(begin)

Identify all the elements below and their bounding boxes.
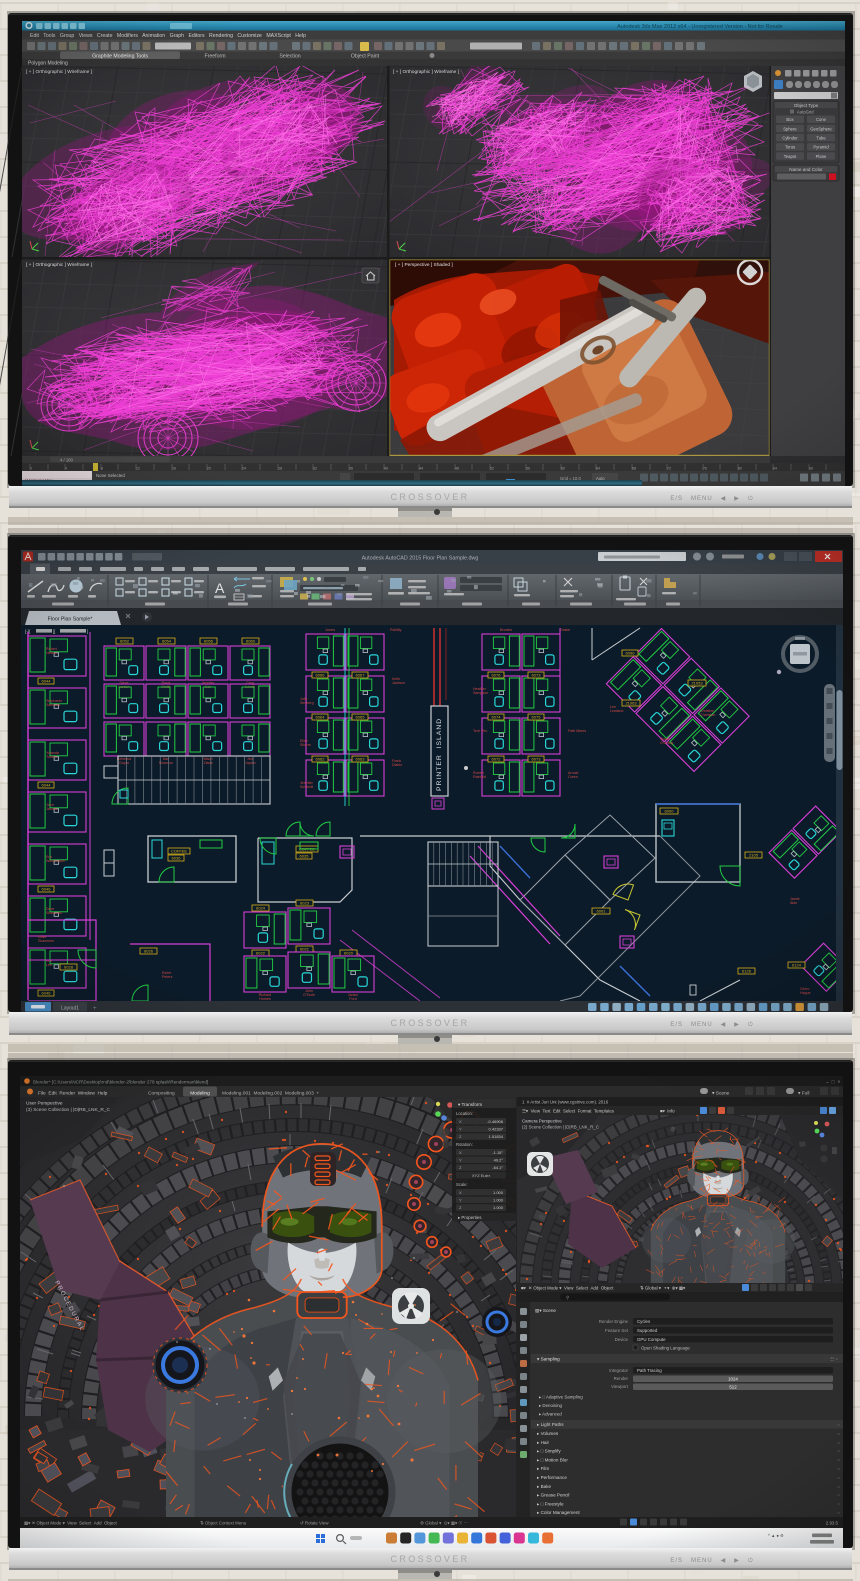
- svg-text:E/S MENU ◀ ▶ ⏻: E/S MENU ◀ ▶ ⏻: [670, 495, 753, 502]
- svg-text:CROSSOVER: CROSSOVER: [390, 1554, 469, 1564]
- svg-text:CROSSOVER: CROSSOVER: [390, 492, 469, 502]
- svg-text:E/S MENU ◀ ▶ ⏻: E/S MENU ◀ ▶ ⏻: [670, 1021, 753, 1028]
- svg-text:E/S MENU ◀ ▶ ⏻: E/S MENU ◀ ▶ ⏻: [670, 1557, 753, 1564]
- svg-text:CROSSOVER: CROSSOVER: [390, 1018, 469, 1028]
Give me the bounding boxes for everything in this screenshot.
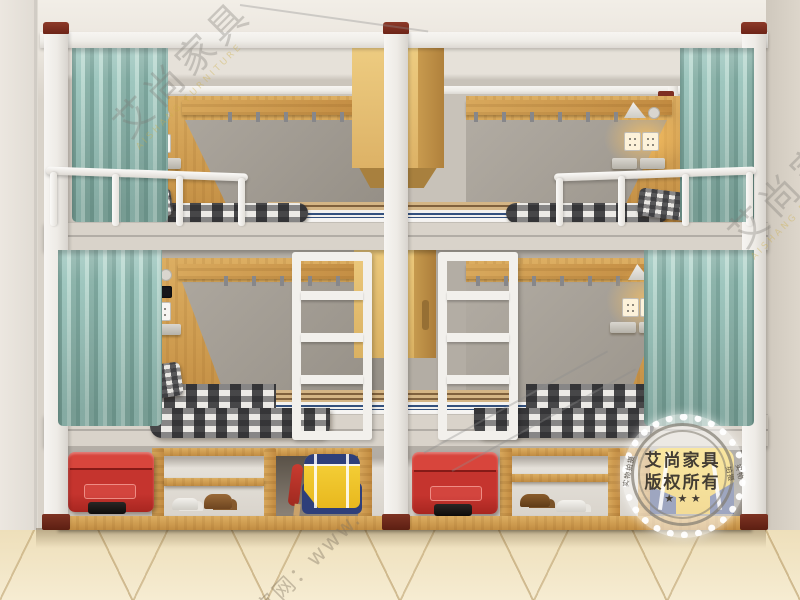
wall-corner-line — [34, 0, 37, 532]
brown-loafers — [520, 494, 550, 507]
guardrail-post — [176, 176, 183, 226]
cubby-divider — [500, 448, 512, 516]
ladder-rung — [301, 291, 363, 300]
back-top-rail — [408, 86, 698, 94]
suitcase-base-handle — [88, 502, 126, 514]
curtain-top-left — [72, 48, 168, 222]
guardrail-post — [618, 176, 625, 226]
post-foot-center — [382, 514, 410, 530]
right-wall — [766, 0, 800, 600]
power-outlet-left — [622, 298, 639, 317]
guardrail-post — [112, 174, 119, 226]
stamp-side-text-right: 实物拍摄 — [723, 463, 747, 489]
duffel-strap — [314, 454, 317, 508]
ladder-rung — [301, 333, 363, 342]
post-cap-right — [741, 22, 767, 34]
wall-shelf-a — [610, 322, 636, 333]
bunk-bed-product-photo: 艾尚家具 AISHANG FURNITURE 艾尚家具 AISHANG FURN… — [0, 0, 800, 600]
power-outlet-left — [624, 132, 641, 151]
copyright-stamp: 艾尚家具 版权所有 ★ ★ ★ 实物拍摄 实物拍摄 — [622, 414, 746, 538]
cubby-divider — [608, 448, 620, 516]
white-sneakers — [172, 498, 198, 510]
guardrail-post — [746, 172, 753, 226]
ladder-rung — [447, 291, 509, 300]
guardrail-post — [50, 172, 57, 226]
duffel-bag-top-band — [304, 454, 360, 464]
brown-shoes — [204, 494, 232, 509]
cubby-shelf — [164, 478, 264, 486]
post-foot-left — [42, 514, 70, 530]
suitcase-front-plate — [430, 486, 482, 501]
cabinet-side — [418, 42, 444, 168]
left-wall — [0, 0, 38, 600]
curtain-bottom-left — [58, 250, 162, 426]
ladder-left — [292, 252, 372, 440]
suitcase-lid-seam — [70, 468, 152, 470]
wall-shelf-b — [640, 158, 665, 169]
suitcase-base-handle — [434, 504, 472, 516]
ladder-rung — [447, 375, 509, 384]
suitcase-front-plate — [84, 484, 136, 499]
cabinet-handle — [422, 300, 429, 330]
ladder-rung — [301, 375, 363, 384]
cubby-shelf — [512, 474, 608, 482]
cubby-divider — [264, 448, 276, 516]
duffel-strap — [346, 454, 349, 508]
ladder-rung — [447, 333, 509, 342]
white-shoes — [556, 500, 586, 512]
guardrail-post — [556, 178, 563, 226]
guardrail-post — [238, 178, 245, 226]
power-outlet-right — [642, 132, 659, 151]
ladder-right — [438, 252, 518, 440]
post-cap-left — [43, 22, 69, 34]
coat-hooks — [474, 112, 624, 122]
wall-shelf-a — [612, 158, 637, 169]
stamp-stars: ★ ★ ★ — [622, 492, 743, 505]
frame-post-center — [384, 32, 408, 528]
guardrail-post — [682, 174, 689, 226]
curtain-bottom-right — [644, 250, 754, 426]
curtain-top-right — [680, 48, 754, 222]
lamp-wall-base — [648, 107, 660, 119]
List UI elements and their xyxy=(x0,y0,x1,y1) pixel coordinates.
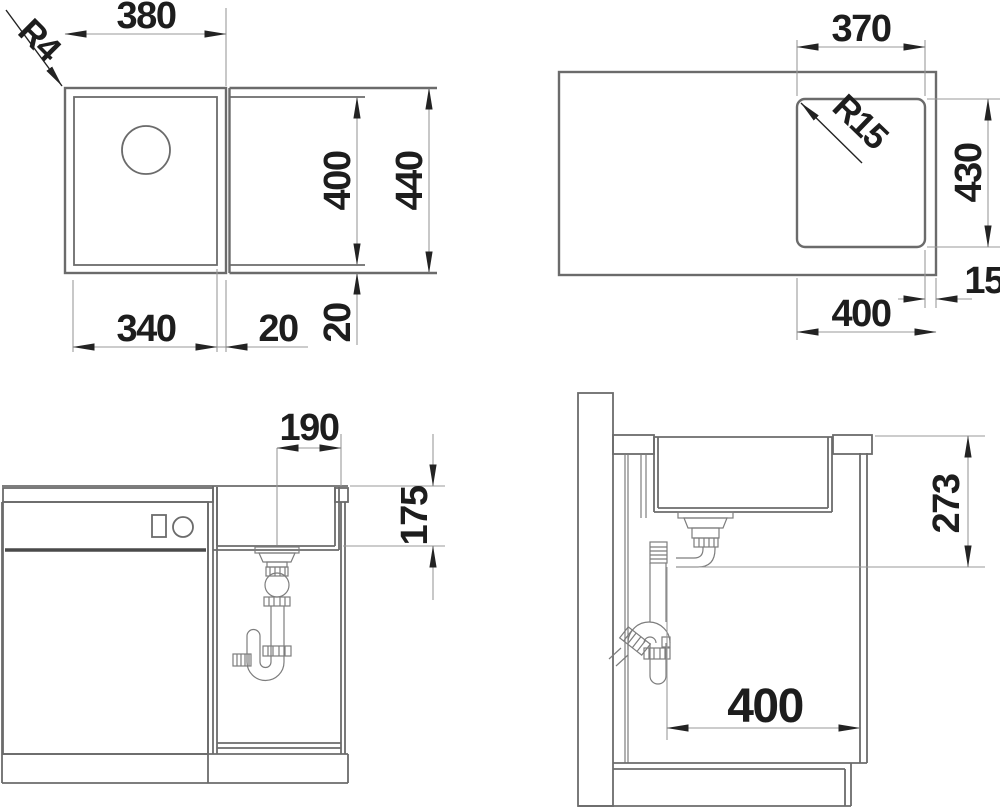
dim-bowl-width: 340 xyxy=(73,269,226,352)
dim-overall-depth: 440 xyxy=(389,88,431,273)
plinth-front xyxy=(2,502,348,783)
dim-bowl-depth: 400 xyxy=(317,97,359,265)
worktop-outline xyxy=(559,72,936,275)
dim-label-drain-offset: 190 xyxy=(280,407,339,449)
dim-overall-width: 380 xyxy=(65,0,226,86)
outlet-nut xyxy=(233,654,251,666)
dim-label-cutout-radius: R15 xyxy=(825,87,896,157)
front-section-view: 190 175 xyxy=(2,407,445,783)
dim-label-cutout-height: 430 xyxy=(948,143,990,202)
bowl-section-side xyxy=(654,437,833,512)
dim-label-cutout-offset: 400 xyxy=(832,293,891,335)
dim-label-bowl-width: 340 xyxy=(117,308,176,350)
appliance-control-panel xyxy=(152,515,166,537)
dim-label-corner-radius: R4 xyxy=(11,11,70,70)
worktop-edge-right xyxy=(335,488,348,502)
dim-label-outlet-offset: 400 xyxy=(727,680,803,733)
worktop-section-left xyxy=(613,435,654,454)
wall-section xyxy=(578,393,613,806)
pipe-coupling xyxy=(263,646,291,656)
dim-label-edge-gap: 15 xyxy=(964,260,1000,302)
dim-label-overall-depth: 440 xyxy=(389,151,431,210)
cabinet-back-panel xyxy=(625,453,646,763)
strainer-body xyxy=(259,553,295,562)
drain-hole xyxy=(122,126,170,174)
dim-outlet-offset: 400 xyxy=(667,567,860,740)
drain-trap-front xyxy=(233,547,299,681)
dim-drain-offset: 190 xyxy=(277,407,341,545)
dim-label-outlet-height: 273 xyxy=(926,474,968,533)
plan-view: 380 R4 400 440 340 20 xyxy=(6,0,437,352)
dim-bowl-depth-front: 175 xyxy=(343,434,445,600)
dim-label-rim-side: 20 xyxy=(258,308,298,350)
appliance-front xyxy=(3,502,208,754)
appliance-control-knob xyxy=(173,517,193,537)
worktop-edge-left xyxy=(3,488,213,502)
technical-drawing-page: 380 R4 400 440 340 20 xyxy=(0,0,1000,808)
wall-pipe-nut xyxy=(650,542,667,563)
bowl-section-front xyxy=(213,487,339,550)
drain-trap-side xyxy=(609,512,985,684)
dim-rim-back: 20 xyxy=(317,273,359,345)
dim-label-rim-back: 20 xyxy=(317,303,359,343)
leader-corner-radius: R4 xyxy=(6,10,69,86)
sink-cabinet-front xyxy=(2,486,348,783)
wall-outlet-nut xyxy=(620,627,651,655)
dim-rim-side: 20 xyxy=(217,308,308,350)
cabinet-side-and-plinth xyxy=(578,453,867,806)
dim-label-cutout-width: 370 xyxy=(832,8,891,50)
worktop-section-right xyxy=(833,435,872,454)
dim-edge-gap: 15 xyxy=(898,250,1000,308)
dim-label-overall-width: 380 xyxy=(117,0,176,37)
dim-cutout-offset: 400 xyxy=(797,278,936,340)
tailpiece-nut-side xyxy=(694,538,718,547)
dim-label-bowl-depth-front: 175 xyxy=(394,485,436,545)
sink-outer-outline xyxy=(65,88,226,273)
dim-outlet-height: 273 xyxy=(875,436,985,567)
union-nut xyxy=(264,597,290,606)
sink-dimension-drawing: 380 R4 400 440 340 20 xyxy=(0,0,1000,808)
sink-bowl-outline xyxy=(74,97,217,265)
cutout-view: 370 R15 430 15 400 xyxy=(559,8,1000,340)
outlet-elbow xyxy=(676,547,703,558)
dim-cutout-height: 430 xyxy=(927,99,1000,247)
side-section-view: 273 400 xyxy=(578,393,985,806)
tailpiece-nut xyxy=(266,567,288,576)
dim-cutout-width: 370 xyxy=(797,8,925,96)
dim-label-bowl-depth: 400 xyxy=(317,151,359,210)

(end)

* [Short exercise]
Copy every one of the records above word for word, leaving out the pictures.

* [Output for this task]
Identify all the elements below and their bounding boxes.
- svg-text:E/S MENU ◀ ▶ ⏻: E/S MENU ◀ ▶ ⏻: [670, 495, 753, 502]
- svg-text:CROSSOVER: CROSSOVER: [390, 1554, 469, 1564]
- svg-text:CROSSOVER: CROSSOVER: [390, 492, 469, 502]
- svg-text:E/S MENU ◀ ▶ ⏻: E/S MENU ◀ ▶ ⏻: [670, 1021, 753, 1028]
- svg-text:E/S MENU ◀ ▶ ⏻: E/S MENU ◀ ▶ ⏻: [670, 1557, 753, 1564]
- svg-text:CROSSOVER: CROSSOVER: [390, 1018, 469, 1028]
Give me the bounding boxes for everything in this screenshot.
wall-corner-line — [34, 0, 37, 532]
brown-loafers — [520, 494, 550, 507]
guardrail-post — [176, 176, 183, 226]
cubby-divider — [500, 448, 512, 516]
ladder-rung — [301, 291, 363, 300]
back-top-rail — [408, 86, 698, 94]
suitcase-base-handle — [88, 502, 126, 514]
curtain-top-left — [72, 48, 168, 222]
guardrail-post — [618, 176, 625, 226]
post-foot-center — [382, 514, 410, 530]
right-wall — [766, 0, 800, 600]
power-outlet-left — [622, 298, 639, 317]
guardrail-post — [112, 174, 119, 226]
stamp-side-text-right: 实物拍摄 — [723, 463, 747, 489]
duffel-strap — [314, 454, 317, 508]
ladder-rung — [301, 333, 363, 342]
post-cap-right — [741, 22, 767, 34]
wall-shelf-a — [610, 322, 636, 333]
bunk-bed-product-photo: 艾尚家具 AISHANG FURNITURE 艾尚家具 AISHANG FURN… — [0, 0, 800, 600]
power-outlet-left — [624, 132, 641, 151]
copyright-stamp: 艾尚家具 版权所有 ★ ★ ★ 实物拍摄 实物拍摄 — [622, 414, 746, 538]
cubby-divider — [608, 448, 620, 516]
white-sneakers — [172, 498, 198, 510]
guardrail-post — [746, 172, 753, 226]
ladder-rung — [447, 291, 509, 300]
guardrail-post — [50, 172, 57, 226]
duffel-bag-top-band — [304, 454, 360, 464]
brown-shoes — [204, 494, 232, 509]
cubby-shelf — [164, 478, 264, 486]
post-foot-left — [42, 514, 70, 530]
suitcase-front-plate — [430, 486, 482, 501]
cabinet-side — [418, 42, 444, 168]
left-wall — [0, 0, 38, 600]
curtain-bottom-left — [58, 250, 162, 426]
ladder-left — [292, 252, 372, 440]
suitcase-lid-seam — [70, 468, 152, 470]
wall-shelf-b — [640, 158, 665, 169]
suitcase-base-handle — [434, 504, 472, 516]
ladder-rung — [447, 375, 509, 384]
suitcase-front-plate — [84, 484, 136, 499]
cabinet-handle — [422, 300, 429, 330]
ladder-rung — [301, 375, 363, 384]
cubby-shelf — [512, 474, 608, 482]
cubby-divider — [264, 448, 276, 516]
duffel-strap — [346, 454, 349, 508]
ladder-rung — [447, 333, 509, 342]
white-shoes — [556, 500, 586, 512]
guardrail-post — [556, 178, 563, 226]
guardrail-post — [238, 178, 245, 226]
power-outlet-right — [642, 132, 659, 151]
ladder-right — [438, 252, 518, 440]
post-cap-left — [43, 22, 69, 34]
coat-hooks — [474, 112, 624, 122]
wall-shelf-a — [612, 158, 637, 169]
stamp-stars: ★ ★ ★ — [622, 492, 743, 505]
frame-post-center — [384, 32, 408, 528]
guardrail-post — [682, 174, 689, 226]
curtain-bottom-right — [644, 250, 754, 426]
curtain-top-right — [680, 48, 754, 222]
lamp-wall-base — [648, 107, 660, 119]
List UI elements and their xyxy=(x0,y0,x1,y1) pixel coordinates.
dim-bowl-width: 340 xyxy=(73,269,226,352)
dim-overall-depth: 440 xyxy=(389,88,431,273)
plinth-front xyxy=(2,502,348,783)
dim-bowl-depth: 400 xyxy=(317,97,359,265)
worktop-outline xyxy=(559,72,936,275)
dim-label-drain-offset: 190 xyxy=(280,407,339,449)
dim-overall-width: 380 xyxy=(65,0,226,86)
outlet-nut xyxy=(233,654,251,666)
dim-label-cutout-radius: R15 xyxy=(825,87,896,157)
front-section-view: 190 175 xyxy=(2,407,445,783)
dim-label-cutout-height: 430 xyxy=(948,143,990,202)
bowl-section-side xyxy=(654,437,833,512)
dim-label-cutout-offset: 400 xyxy=(832,293,891,335)
dim-label-bowl-width: 340 xyxy=(117,308,176,350)
appliance-control-panel xyxy=(152,515,166,537)
dim-label-corner-radius: R4 xyxy=(11,11,70,70)
worktop-edge-right xyxy=(335,488,348,502)
dim-label-outlet-offset: 400 xyxy=(727,680,803,733)
worktop-section-left xyxy=(613,435,654,454)
wall-section xyxy=(578,393,613,806)
pipe-coupling xyxy=(263,646,291,656)
dim-label-edge-gap: 15 xyxy=(964,260,1000,302)
dim-label-overall-depth: 440 xyxy=(389,151,431,210)
cabinet-back-panel xyxy=(625,453,646,763)
strainer-body xyxy=(259,553,295,562)
drain-hole xyxy=(122,126,170,174)
dim-outlet-offset: 400 xyxy=(667,567,860,740)
drain-trap-front xyxy=(233,547,299,681)
dim-drain-offset: 190 xyxy=(277,407,341,545)
dim-label-outlet-height: 273 xyxy=(926,474,968,533)
plan-view: 380 R4 400 440 340 20 xyxy=(6,0,437,352)
dim-bowl-depth-front: 175 xyxy=(343,434,445,600)
dim-label-rim-side: 20 xyxy=(258,308,298,350)
appliance-front xyxy=(3,502,208,754)
appliance-control-knob xyxy=(173,517,193,537)
worktop-edge-left xyxy=(3,488,213,502)
technical-drawing-page: 380 R4 400 440 340 20 xyxy=(0,0,1000,808)
wall-pipe-nut xyxy=(650,542,667,563)
bowl-section-front xyxy=(213,487,339,550)
drain-trap-side xyxy=(609,512,985,684)
dim-rim-back: 20 xyxy=(317,273,359,345)
dim-label-rim-back: 20 xyxy=(317,303,359,343)
leader-corner-radius: R4 xyxy=(6,10,69,86)
sink-cabinet-front xyxy=(2,486,348,783)
wall-outlet-nut xyxy=(620,627,651,655)
dim-rim-side: 20 xyxy=(217,308,308,350)
cabinet-side-and-plinth xyxy=(578,453,867,806)
dim-label-cutout-width: 370 xyxy=(832,8,891,50)
worktop-section-right xyxy=(833,435,872,454)
dim-edge-gap: 15 xyxy=(898,250,1000,308)
dim-label-overall-width: 380 xyxy=(117,0,176,37)
dim-cutout-offset: 400 xyxy=(797,278,936,340)
tailpiece-nut-side xyxy=(694,538,718,547)
dim-label-bowl-depth-front: 175 xyxy=(394,485,436,545)
sink-outer-outline xyxy=(65,88,226,273)
dim-outlet-height: 273 xyxy=(875,436,985,567)
union-nut xyxy=(264,597,290,606)
sink-dimension-drawing: 380 R4 400 440 340 20 xyxy=(0,0,1000,808)
sink-bowl-outline xyxy=(74,97,217,265)
cutout-view: 370 R15 430 15 400 xyxy=(559,8,1000,340)
outlet-elbow xyxy=(676,547,703,558)
dim-cutout-height: 430 xyxy=(927,99,1000,247)
side-section-view: 273 400 xyxy=(578,393,985,806)
tailpiece-nut xyxy=(266,567,288,576)
dim-cutout-width: 370 xyxy=(797,8,925,96)
dim-label-bowl-depth: 400 xyxy=(317,151,359,210)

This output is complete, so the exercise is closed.